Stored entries
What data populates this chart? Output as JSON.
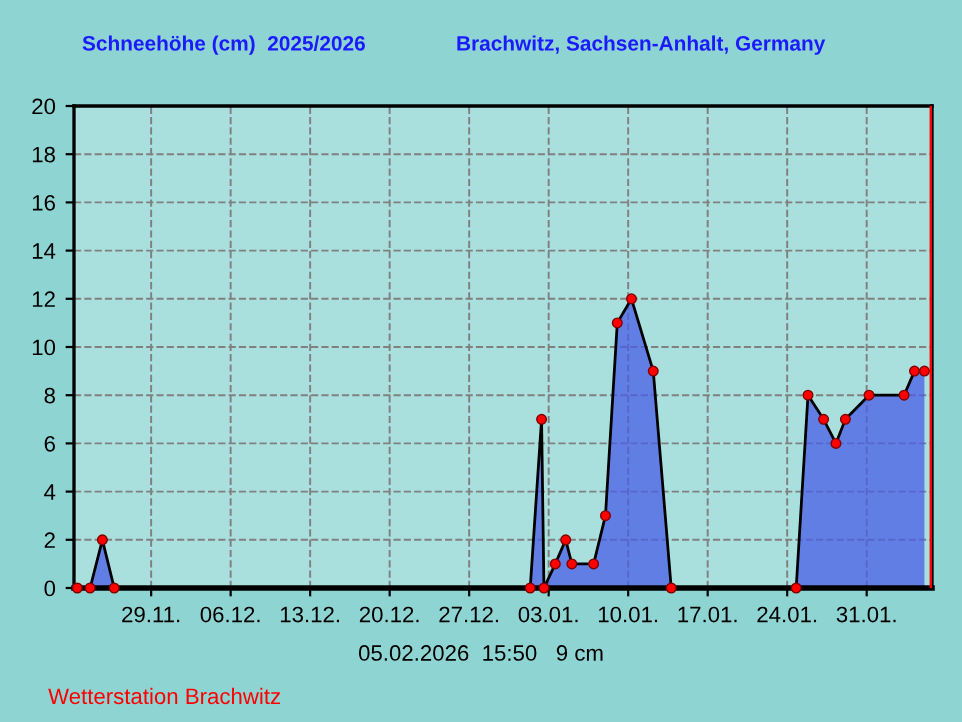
{
  "chart_data": {
    "type": "area",
    "title": "Schneehöhe (cm)  2025/2026",
    "subtitle": "Brachwitz, Sachsen-Anhalt, Germany",
    "x": [
      "2025-11-22T12:00",
      "2025-11-23T15:00",
      "2025-11-24T17:00",
      "2025-11-25T18:00",
      "2026-01-01T09:00",
      "2026-01-02T09:00",
      "2026-01-02T14:00",
      "2026-01-03T14:00",
      "2026-01-04T12:00",
      "2026-01-05T01:00",
      "2026-01-06T23:00",
      "2026-01-08T00:00",
      "2026-01-09T01:00",
      "2026-01-10T07:00",
      "2026-01-12T05:00",
      "2026-01-13T19:00",
      "2026-01-24T19:00",
      "2026-01-25T20:00",
      "2026-01-27T05:00",
      "2026-01-28T07:00",
      "2026-01-29T03:00",
      "2026-01-31T05:00",
      "2026-02-03T07:00",
      "2026-02-04T05:00",
      "2026-02-05T02:00"
    ],
    "series": [
      {
        "color": "#4a5ee6",
        "values": [
          0,
          0,
          2,
          0,
          0,
          7,
          0,
          1,
          2,
          1,
          1,
          3,
          11,
          12,
          9,
          0,
          0,
          8,
          7,
          6,
          7,
          8,
          8,
          9,
          9
        ]
      }
    ],
    "marker": "circle",
    "line_style": "solid",
    "xlim": [
      "2025-11-22T05:00",
      "2026-02-05T18:00"
    ],
    "xticks": [
      {
        "value": "2025-11-29",
        "label": "29.11."
      },
      {
        "value": "2025-12-06",
        "label": "06.12."
      },
      {
        "value": "2025-12-13",
        "label": "13.12."
      },
      {
        "value": "2025-12-20",
        "label": "20.12."
      },
      {
        "value": "2025-12-27",
        "label": "27.12."
      },
      {
        "value": "2026-01-03",
        "label": "03.01."
      },
      {
        "value": "2026-01-10",
        "label": "10.01."
      },
      {
        "value": "2026-01-17",
        "label": "17.01."
      },
      {
        "value": "2026-01-24",
        "label": "24.01."
      },
      {
        "value": "2026-01-31",
        "label": "31.01."
      }
    ],
    "ylim": [
      0,
      20
    ],
    "yticks": [
      0,
      2,
      4,
      6,
      8,
      10,
      12,
      14,
      16,
      18,
      20
    ],
    "grid": true,
    "ref_lines": [
      {
        "axis": "x",
        "value": "2026-02-05T15:50",
        "color": "#ff0000"
      }
    ],
    "annotations": [
      "05.02.2026  15:50   9 cm",
      "Wetterstation Brachwitz"
    ]
  }
}
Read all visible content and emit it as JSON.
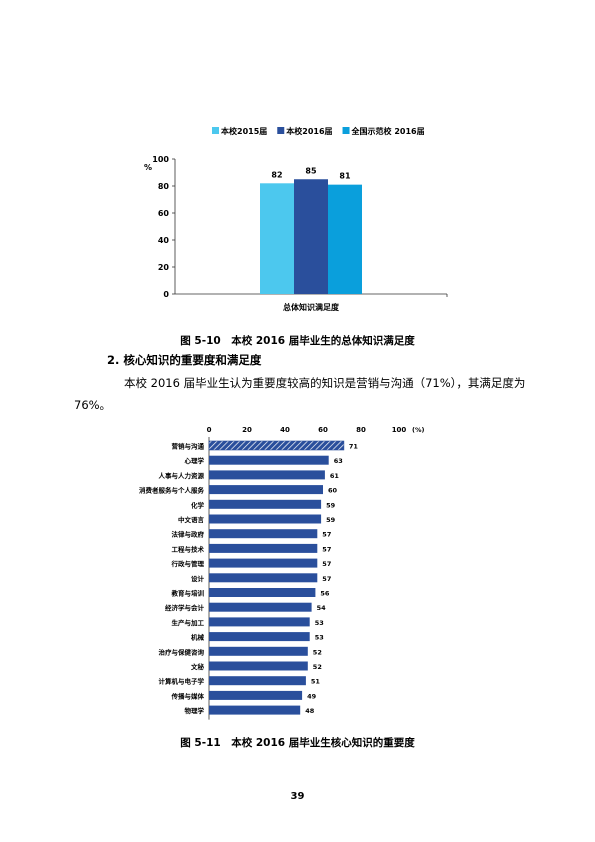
{
  "figure1": {
    "caption": "图 5-10　本校 2016 届毕业生的总体知识满足度",
    "chart_data": {
      "type": "bar",
      "categories": [
        "总体知识满足度"
      ],
      "series": [
        {
          "name": "本校2015届",
          "values": [
            82
          ],
          "color": "#4cc8ee"
        },
        {
          "name": "本校2016届",
          "values": [
            85
          ],
          "color": "#2a4f9c"
        },
        {
          "name": "全国示范校 2016届",
          "values": [
            81
          ],
          "color": "#0a9fdc"
        }
      ],
      "ylabel": "%",
      "ylim": [
        0,
        100
      ],
      "yticks": [
        "0",
        "20",
        "40",
        "60",
        "80",
        "100"
      ],
      "legend_position": "top"
    }
  },
  "section": {
    "heading": "2. 核心知识的重要度和满足度",
    "paragraph_line1": "本校 2016 届毕业生认为重要度较高的知识是营销与沟通（71%），其满足度为",
    "paragraph_line2": "76%。"
  },
  "figure2": {
    "caption": "图 5-11　本校 2016 届毕业生核心知识的重要度",
    "chart_data": {
      "type": "bar",
      "orientation": "horizontal",
      "categories": [
        "营销与沟通",
        "心理学",
        "人事与人力资源",
        "消费者服务与个人服务",
        "化学",
        "中文语言",
        "法律与政府",
        "工程与技术",
        "行政与管理",
        "设计",
        "教育与培训",
        "经济学与会计",
        "生产与加工",
        "机械",
        "治疗与保健咨询",
        "文秘",
        "计算机与电子学",
        "传播与媒体",
        "物理学"
      ],
      "values": [
        71,
        63,
        61,
        60,
        59,
        59,
        57,
        57,
        57,
        57,
        56,
        54,
        53,
        53,
        52,
        52,
        51,
        49,
        48
      ],
      "xlim": [
        0,
        100
      ],
      "xticks": [
        "0",
        "20",
        "40",
        "60",
        "80",
        "100"
      ],
      "xunit": "(%)",
      "highlight_index": 0,
      "color": "#2a4f9c"
    }
  },
  "page_number": "39"
}
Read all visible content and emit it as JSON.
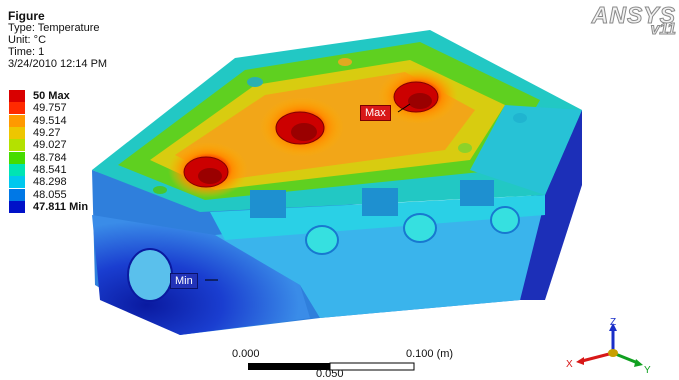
{
  "info": {
    "title": "Figure",
    "type": "Type: Temperature",
    "unit": "Unit: °C",
    "time": "Time: 1",
    "date": "3/24/2010 12:14 PM"
  },
  "legend": [
    {
      "label": "50 Max",
      "color": "#d90000",
      "bold": true
    },
    {
      "label": "49.757",
      "color": "#ff2a00"
    },
    {
      "label": "49.514",
      "color": "#ff9900"
    },
    {
      "label": "49.27",
      "color": "#eec600"
    },
    {
      "label": "49.027",
      "color": "#b4e100"
    },
    {
      "label": "48.784",
      "color": "#46dc00"
    },
    {
      "label": "48.541",
      "color": "#00e4b4"
    },
    {
      "label": "48.298",
      "color": "#00c8ee"
    },
    {
      "label": "48.055",
      "color": "#0078e6"
    },
    {
      "label": "47.811 Min",
      "color": "#0011c8",
      "bold": true
    }
  ],
  "logo": {
    "brand": "ANSYS",
    "version": "v11"
  },
  "probes": {
    "max": "Max",
    "min": "Min"
  },
  "scale_bar": {
    "start": "0.000",
    "end": "0.100 (m)",
    "mid": "0.050"
  },
  "triad": {
    "z": "Z",
    "y": "Y",
    "x": "X"
  }
}
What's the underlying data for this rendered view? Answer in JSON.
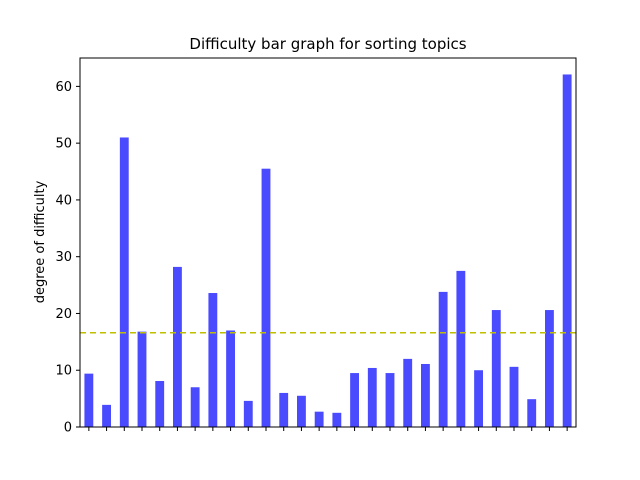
{
  "chart_data": {
    "type": "bar",
    "title": "Difficulty bar graph for sorting topics",
    "xlabel": "",
    "ylabel": "degree of difficulty",
    "ylim": [
      0,
      65
    ],
    "yticks": [
      0,
      10,
      20,
      30,
      40,
      50,
      60
    ],
    "values": [
      9.4,
      3.9,
      51.0,
      16.8,
      8.1,
      28.2,
      7.0,
      23.6,
      17.0,
      4.6,
      45.5,
      6.0,
      5.5,
      2.7,
      2.5,
      9.5,
      10.4,
      9.5,
      12.0,
      11.1,
      23.8,
      27.5,
      10.0,
      20.6,
      10.6,
      4.9,
      20.6,
      62.1
    ],
    "mean_line": 16.6,
    "bar_color": "#4a4aff",
    "mean_line_color": "#bfbf00",
    "grid": false,
    "legend": "none"
  }
}
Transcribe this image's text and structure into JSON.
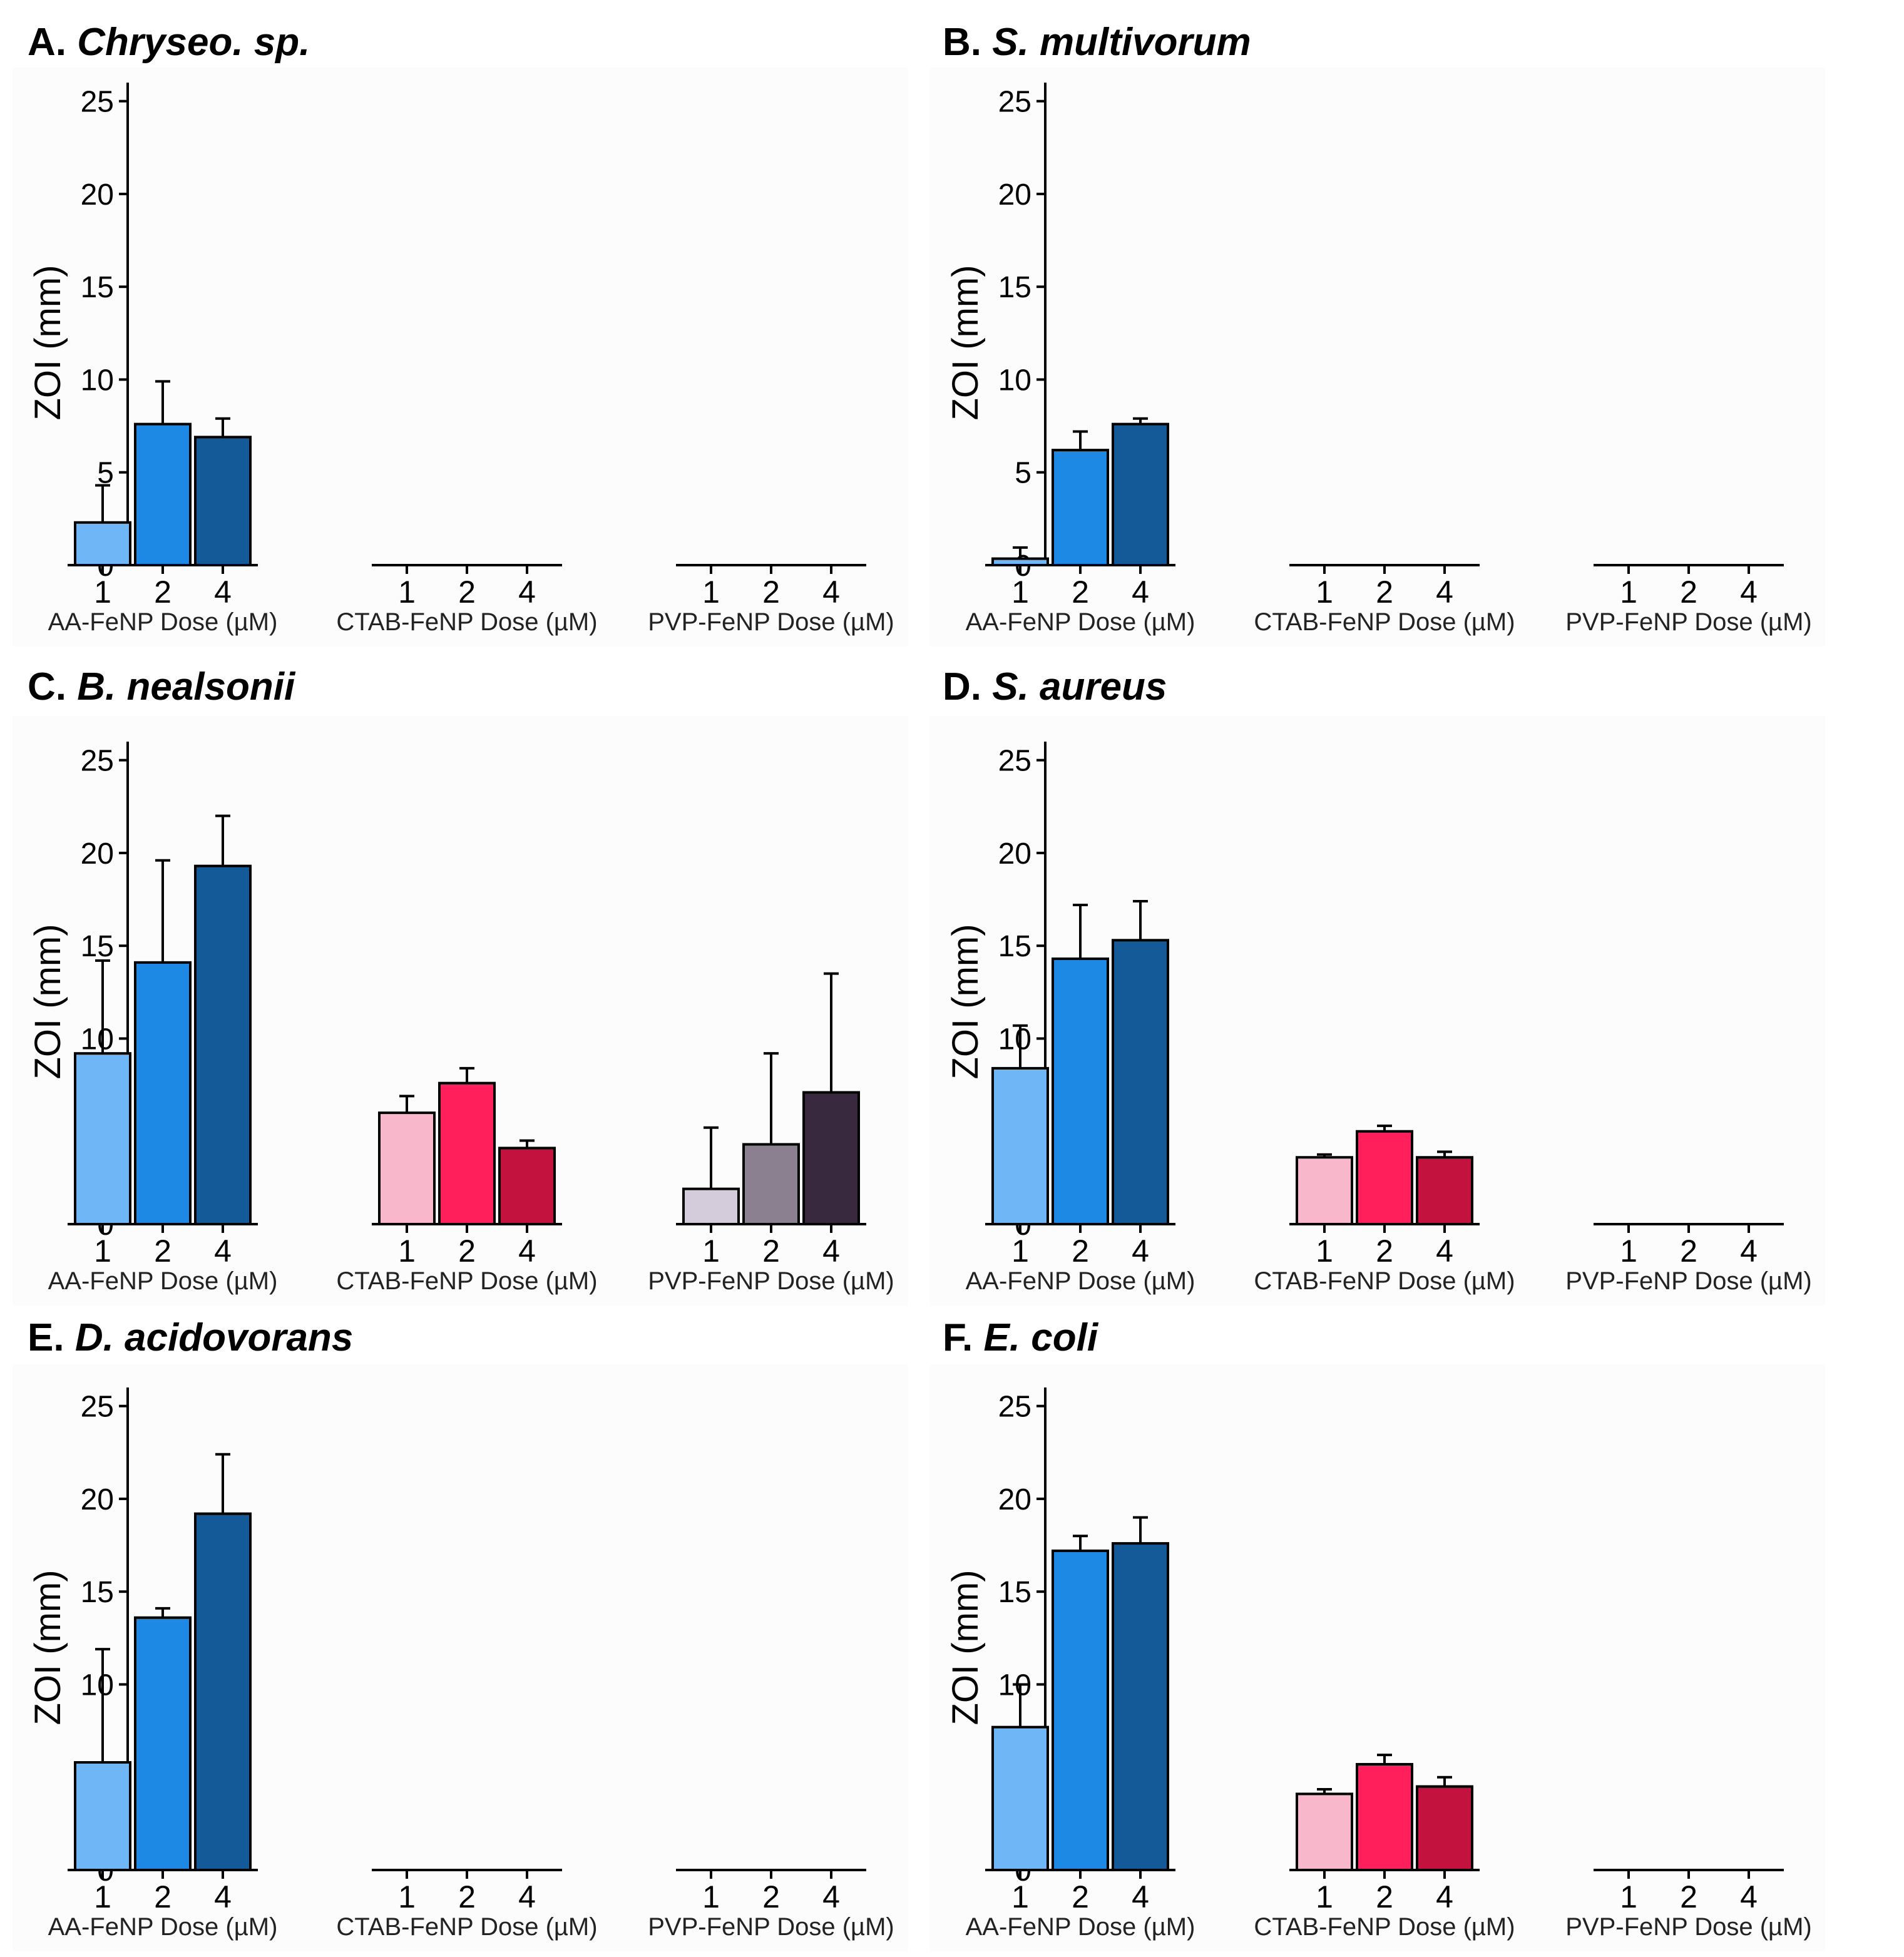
{
  "figure": {
    "y_axis_title": "ZOI (mm)"
  },
  "colors": {
    "AA-FeNP": [
      "#6EB6F5",
      "#1E88E5",
      "#145A98"
    ],
    "CTAB-FeNP": [
      "#F9B7CB",
      "#FF1F5A",
      "#C2123D"
    ],
    "PVP-FeNP": [
      "#D4CCDA",
      "#8A8090",
      "#39293E"
    ],
    "bar_edge": "#000000",
    "panel_bg": "#FCFCFC"
  },
  "chart_data": [
    {
      "type": "bar",
      "panel": "A.",
      "organism": "Chryseo. sp.",
      "ylabel": "ZOI (mm)",
      "ylim": [
        0,
        26
      ],
      "yticks": [
        0,
        5,
        10,
        15,
        20,
        25
      ],
      "categories": [
        "1",
        "2",
        "4"
      ],
      "groups": [
        {
          "name": "AA-FeNP",
          "xlabel": "AA-FeNP Dose (µM)",
          "values": [
            2.3,
            7.6,
            6.9
          ],
          "errors": [
            2.0,
            2.3,
            1.0
          ]
        },
        {
          "name": "CTAB-FeNP",
          "xlabel": "CTAB-FeNP Dose (µM)",
          "values": [
            0,
            0,
            0
          ],
          "errors": [
            0,
            0,
            0
          ]
        },
        {
          "name": "PVP-FeNP",
          "xlabel": "PVP-FeNP Dose (µM)",
          "values": [
            0,
            0,
            0
          ],
          "errors": [
            0,
            0,
            0
          ]
        }
      ]
    },
    {
      "type": "bar",
      "panel": "B.",
      "organism": "S. multivorum",
      "ylabel": "ZOI (mm)",
      "ylim": [
        0,
        26
      ],
      "yticks": [
        0,
        5,
        10,
        15,
        20,
        25
      ],
      "categories": [
        "1",
        "2",
        "4"
      ],
      "groups": [
        {
          "name": "AA-FeNP",
          "xlabel": "AA-FeNP Dose (µM)",
          "values": [
            0.35,
            6.2,
            7.6
          ],
          "errors": [
            0.6,
            1.0,
            0.3
          ]
        },
        {
          "name": "CTAB-FeNP",
          "xlabel": "CTAB-FeNP Dose (µM)",
          "values": [
            0,
            0,
            0
          ],
          "errors": [
            0,
            0,
            0
          ]
        },
        {
          "name": "PVP-FeNP",
          "xlabel": "PVP-FeNP Dose (µM)",
          "values": [
            0,
            0,
            0
          ],
          "errors": [
            0,
            0,
            0
          ]
        }
      ]
    },
    {
      "type": "bar",
      "panel": "C.",
      "organism": "B. nealsonii",
      "ylabel": "ZOI (mm)",
      "ylim": [
        0,
        26
      ],
      "yticks": [
        0,
        5,
        10,
        15,
        20,
        25
      ],
      "categories": [
        "1",
        "2",
        "4"
      ],
      "groups": [
        {
          "name": "AA-FeNP",
          "xlabel": "AA-FeNP Dose (µM)",
          "values": [
            9.2,
            14.1,
            19.3
          ],
          "errors": [
            5.0,
            5.5,
            2.7
          ]
        },
        {
          "name": "CTAB-FeNP",
          "xlabel": "CTAB-FeNP Dose (µM)",
          "values": [
            6.0,
            7.6,
            4.1
          ],
          "errors": [
            0.9,
            0.8,
            0.4
          ]
        },
        {
          "name": "PVP-FeNP",
          "xlabel": "PVP-FeNP Dose (µM)",
          "values": [
            1.9,
            4.3,
            7.1
          ],
          "errors": [
            3.3,
            4.9,
            6.4
          ]
        }
      ]
    },
    {
      "type": "bar",
      "panel": "D.",
      "organism": "S. aureus",
      "ylabel": "ZOI (mm)",
      "ylim": [
        0,
        26
      ],
      "yticks": [
        0,
        5,
        10,
        15,
        20,
        25
      ],
      "categories": [
        "1",
        "2",
        "4"
      ],
      "groups": [
        {
          "name": "AA-FeNP",
          "xlabel": "AA-FeNP Dose (µM)",
          "values": [
            8.4,
            14.3,
            15.3
          ],
          "errors": [
            2.3,
            2.9,
            2.1
          ]
        },
        {
          "name": "CTAB-FeNP",
          "xlabel": "CTAB-FeNP Dose (µM)",
          "values": [
            3.6,
            5.0,
            3.6
          ],
          "errors": [
            0.15,
            0.3,
            0.3
          ]
        },
        {
          "name": "PVP-FeNP",
          "xlabel": "PVP-FeNP Dose (µM)",
          "values": [
            0,
            0,
            0
          ],
          "errors": [
            0,
            0,
            0
          ]
        }
      ]
    },
    {
      "type": "bar",
      "panel": "E.",
      "organism": "D. acidovorans",
      "ylabel": "ZOI (mm)",
      "ylim": [
        0,
        26
      ],
      "yticks": [
        0,
        5,
        10,
        15,
        20,
        25
      ],
      "categories": [
        "1",
        "2",
        "4"
      ],
      "groups": [
        {
          "name": "AA-FeNP",
          "xlabel": "AA-FeNP Dose (µM)",
          "values": [
            5.8,
            13.6,
            19.2
          ],
          "errors": [
            6.1,
            0.5,
            3.2
          ]
        },
        {
          "name": "CTAB-FeNP",
          "xlabel": "CTAB-FeNP Dose (µM)",
          "values": [
            0,
            0,
            0
          ],
          "errors": [
            0,
            0,
            0
          ]
        },
        {
          "name": "PVP-FeNP",
          "xlabel": "PVP-FeNP Dose (µM)",
          "values": [
            0,
            0,
            0
          ],
          "errors": [
            0,
            0,
            0
          ]
        }
      ]
    },
    {
      "type": "bar",
      "panel": "F.",
      "organism": "E. coli",
      "ylabel": "ZOI (mm)",
      "ylim": [
        0,
        26
      ],
      "yticks": [
        0,
        5,
        10,
        15,
        20,
        25
      ],
      "categories": [
        "1",
        "2",
        "4"
      ],
      "groups": [
        {
          "name": "AA-FeNP",
          "xlabel": "AA-FeNP Dose (µM)",
          "values": [
            7.7,
            17.2,
            17.6
          ],
          "errors": [
            2.3,
            0.8,
            1.4
          ]
        },
        {
          "name": "CTAB-FeNP",
          "xlabel": "CTAB-FeNP Dose (µM)",
          "values": [
            4.1,
            5.7,
            4.5
          ],
          "errors": [
            0.25,
            0.5,
            0.5
          ]
        },
        {
          "name": "PVP-FeNP",
          "xlabel": "PVP-FeNP Dose (µM)",
          "values": [
            0,
            0,
            0
          ],
          "errors": [
            0,
            0,
            0
          ]
        }
      ]
    }
  ]
}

* _Exercise instructions_: Identify lines with the string "this". Copy each one.

* _Response_:
What data populates this chart? Output as JSON.
What's the underlying data for this rendered view? Answer in JSON.
Transcribe this image's text and structure into JSON.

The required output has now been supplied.